● **Prompt**
Reproduce all entries verbatim, with nothing added or dropped.

Excerpts from a figure dataset:
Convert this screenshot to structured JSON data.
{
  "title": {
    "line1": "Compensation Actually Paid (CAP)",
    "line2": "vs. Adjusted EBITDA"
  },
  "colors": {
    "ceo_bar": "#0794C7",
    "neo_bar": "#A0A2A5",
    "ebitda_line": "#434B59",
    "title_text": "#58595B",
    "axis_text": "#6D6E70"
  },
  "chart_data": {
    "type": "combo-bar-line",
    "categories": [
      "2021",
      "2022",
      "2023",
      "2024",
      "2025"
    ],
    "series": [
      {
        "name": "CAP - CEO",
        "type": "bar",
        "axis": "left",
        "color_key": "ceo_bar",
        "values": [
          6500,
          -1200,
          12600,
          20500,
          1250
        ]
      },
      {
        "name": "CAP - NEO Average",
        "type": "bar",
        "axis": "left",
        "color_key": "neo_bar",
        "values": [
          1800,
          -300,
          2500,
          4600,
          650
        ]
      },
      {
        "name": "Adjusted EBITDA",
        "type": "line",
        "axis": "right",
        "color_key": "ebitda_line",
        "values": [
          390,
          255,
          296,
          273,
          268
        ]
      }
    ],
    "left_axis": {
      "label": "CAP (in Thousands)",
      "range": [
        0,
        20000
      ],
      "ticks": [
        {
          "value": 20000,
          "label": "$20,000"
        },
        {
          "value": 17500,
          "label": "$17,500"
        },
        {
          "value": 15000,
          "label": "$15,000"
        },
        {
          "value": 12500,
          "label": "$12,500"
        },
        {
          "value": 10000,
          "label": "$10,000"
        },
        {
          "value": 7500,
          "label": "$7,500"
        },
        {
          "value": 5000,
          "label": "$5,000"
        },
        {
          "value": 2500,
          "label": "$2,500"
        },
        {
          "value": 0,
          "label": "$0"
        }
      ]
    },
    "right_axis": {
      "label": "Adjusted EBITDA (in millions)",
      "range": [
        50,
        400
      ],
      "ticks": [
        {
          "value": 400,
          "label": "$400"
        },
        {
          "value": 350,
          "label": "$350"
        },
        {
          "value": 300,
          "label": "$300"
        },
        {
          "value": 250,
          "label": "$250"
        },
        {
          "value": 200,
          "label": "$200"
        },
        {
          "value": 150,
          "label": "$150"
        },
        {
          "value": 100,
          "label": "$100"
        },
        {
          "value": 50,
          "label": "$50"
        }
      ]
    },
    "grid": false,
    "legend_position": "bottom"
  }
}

● **Full solution**
Convert this screenshot to structured JSON data.
{
  "title": {
    "line1": "Compensation Actually Paid (CAP)",
    "line2": "vs. Adjusted EBITDA"
  },
  "colors": {
    "ceo_bar": "#0794C7",
    "neo_bar": "#A0A2A5",
    "ebitda_line": "#434B59",
    "title_text": "#58595B",
    "axis_text": "#6D6E70"
  },
  "chart_data": {
    "type": "combo-bar-line",
    "categories": [
      "2021",
      "2022",
      "2023",
      "2024",
      "2025"
    ],
    "series": [
      {
        "name": "CAP - CEO",
        "type": "bar",
        "axis": "left",
        "color_key": "ceo_bar",
        "values": [
          6500,
          -1200,
          12600,
          20500,
          1250
        ]
      },
      {
        "name": "CAP - NEO Average",
        "type": "bar",
        "axis": "left",
        "color_key": "neo_bar",
        "values": [
          1800,
          -300,
          2500,
          4600,
          650
        ]
      },
      {
        "name": "Adjusted EBITDA",
        "type": "line",
        "axis": "right",
        "color_key": "ebitda_line",
        "values": [
          390,
          255,
          296,
          273,
          268
        ]
      }
    ],
    "left_axis": {
      "label": "CAP (in Thousands)",
      "range": [
        0,
        20000
      ],
      "ticks": [
        {
          "value": 20000,
          "label": "$20,000"
        },
        {
          "value": 17500,
          "label": "$17,500"
        },
        {
          "value": 15000,
          "label": "$15,000"
        },
        {
          "value": 12500,
          "label": "$12,500"
        },
        {
          "value": 10000,
          "label": "$10,000"
        },
        {
          "value": 7500,
          "label": "$7,500"
        },
        {
          "value": 5000,
          "label": "$5,000"
        },
        {
          "value": 2500,
          "label": "$2,500"
        },
        {
          "value": 0,
          "label": "$0"
        }
      ]
    },
    "right_axis": {
      "label": "Adjusted EBITDA (in millions)",
      "range": [
        50,
        400
      ],
      "ticks": [
        {
          "value": 400,
          "label": "$400"
        },
        {
          "value": 350,
          "label": "$350"
        },
        {
          "value": 300,
          "label": "$300"
        },
        {
          "value": 250,
          "label": "$250"
        },
        {
          "value": 200,
          "label": "$200"
        },
        {
          "value": 150,
          "label": "$150"
        },
        {
          "value": 100,
          "label": "$100"
        },
        {
          "value": 50,
          "label": "$50"
        }
      ]
    },
    "grid": false,
    "legend_position": "bottom"
  }
}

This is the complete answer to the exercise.